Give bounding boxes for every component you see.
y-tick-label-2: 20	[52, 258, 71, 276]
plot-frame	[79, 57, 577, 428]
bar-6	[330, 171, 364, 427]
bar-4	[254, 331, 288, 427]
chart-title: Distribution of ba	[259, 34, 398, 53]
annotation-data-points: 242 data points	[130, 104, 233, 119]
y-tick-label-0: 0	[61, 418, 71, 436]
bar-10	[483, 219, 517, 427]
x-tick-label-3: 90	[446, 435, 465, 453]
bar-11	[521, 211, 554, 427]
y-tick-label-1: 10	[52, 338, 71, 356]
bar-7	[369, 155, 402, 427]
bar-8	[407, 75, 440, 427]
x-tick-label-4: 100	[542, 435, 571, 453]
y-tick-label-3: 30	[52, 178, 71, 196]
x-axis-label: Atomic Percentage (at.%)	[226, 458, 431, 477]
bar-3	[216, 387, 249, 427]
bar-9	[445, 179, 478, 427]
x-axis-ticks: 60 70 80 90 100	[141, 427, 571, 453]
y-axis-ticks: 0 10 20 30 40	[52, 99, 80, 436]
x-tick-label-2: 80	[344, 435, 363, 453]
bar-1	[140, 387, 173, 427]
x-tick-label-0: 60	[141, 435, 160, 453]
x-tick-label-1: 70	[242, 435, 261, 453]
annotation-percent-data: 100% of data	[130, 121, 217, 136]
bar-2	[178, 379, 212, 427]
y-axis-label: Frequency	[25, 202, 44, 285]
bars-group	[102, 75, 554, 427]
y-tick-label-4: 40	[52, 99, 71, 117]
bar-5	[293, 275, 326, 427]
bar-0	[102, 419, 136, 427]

^^^^

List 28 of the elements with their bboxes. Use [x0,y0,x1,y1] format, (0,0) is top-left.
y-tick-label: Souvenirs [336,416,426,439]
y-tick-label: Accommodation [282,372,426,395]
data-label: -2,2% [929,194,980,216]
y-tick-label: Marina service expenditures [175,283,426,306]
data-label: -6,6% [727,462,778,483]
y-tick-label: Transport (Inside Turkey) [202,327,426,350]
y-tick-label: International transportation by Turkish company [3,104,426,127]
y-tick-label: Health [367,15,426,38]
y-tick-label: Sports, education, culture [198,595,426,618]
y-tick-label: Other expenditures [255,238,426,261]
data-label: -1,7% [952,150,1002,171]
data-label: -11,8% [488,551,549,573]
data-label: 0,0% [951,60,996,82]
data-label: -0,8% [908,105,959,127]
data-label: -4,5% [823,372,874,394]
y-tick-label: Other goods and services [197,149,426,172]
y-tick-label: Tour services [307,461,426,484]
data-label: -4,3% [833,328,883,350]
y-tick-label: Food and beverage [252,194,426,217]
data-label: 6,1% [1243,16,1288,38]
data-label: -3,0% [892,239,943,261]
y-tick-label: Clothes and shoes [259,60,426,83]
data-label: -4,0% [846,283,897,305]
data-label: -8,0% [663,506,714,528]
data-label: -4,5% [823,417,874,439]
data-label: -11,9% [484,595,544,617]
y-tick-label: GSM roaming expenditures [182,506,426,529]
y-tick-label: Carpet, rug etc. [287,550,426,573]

^^^^

## PROBLEM TO SOLVE
Write out, word for word, the stretch from the line containing "List 28 of the" through the line containing "y-tick-label: Carpet, rug", with both of those lines included.

## RESULT BELOW
List 28 of the elements with their bboxes. Use [x0,y0,x1,y1] format, (0,0) is top-left.
y-tick-label: Souvenirs [336,416,426,439]
y-tick-label: Accommodation [282,372,426,395]
data-label: -2,2% [929,194,980,216]
y-tick-label: Marina service expenditures [175,283,426,306]
data-label: -6,6% [727,462,778,483]
y-tick-label: Transport (Inside Turkey) [202,327,426,350]
y-tick-label: International transportation by Turkish company [3,104,426,127]
y-tick-label: Health [367,15,426,38]
y-tick-label: Sports, education, culture [198,595,426,618]
y-tick-label: Other expenditures [255,238,426,261]
data-label: -1,7% [952,150,1002,171]
data-label: -11,8% [488,551,549,573]
data-label: 0,0% [951,60,996,82]
data-label: -0,8% [908,105,959,127]
data-label: -4,5% [823,372,874,394]
y-tick-label: Other goods and services [197,149,426,172]
y-tick-label: Tour services [307,461,426,484]
data-label: -4,3% [833,328,883,350]
y-tick-label: Food and beverage [252,194,426,217]
data-label: 6,1% [1243,16,1288,38]
data-label: -3,0% [892,239,943,261]
y-tick-label: Clothes and shoes [259,60,426,83]
data-label: -4,0% [846,283,897,305]
data-label: -8,0% [663,506,714,528]
data-label: -4,5% [823,417,874,439]
data-label: -11,9% [484,595,544,617]
y-tick-label: GSM roaming expenditures [182,506,426,529]
y-tick-label: Carpet, rug etc. [287,550,426,573]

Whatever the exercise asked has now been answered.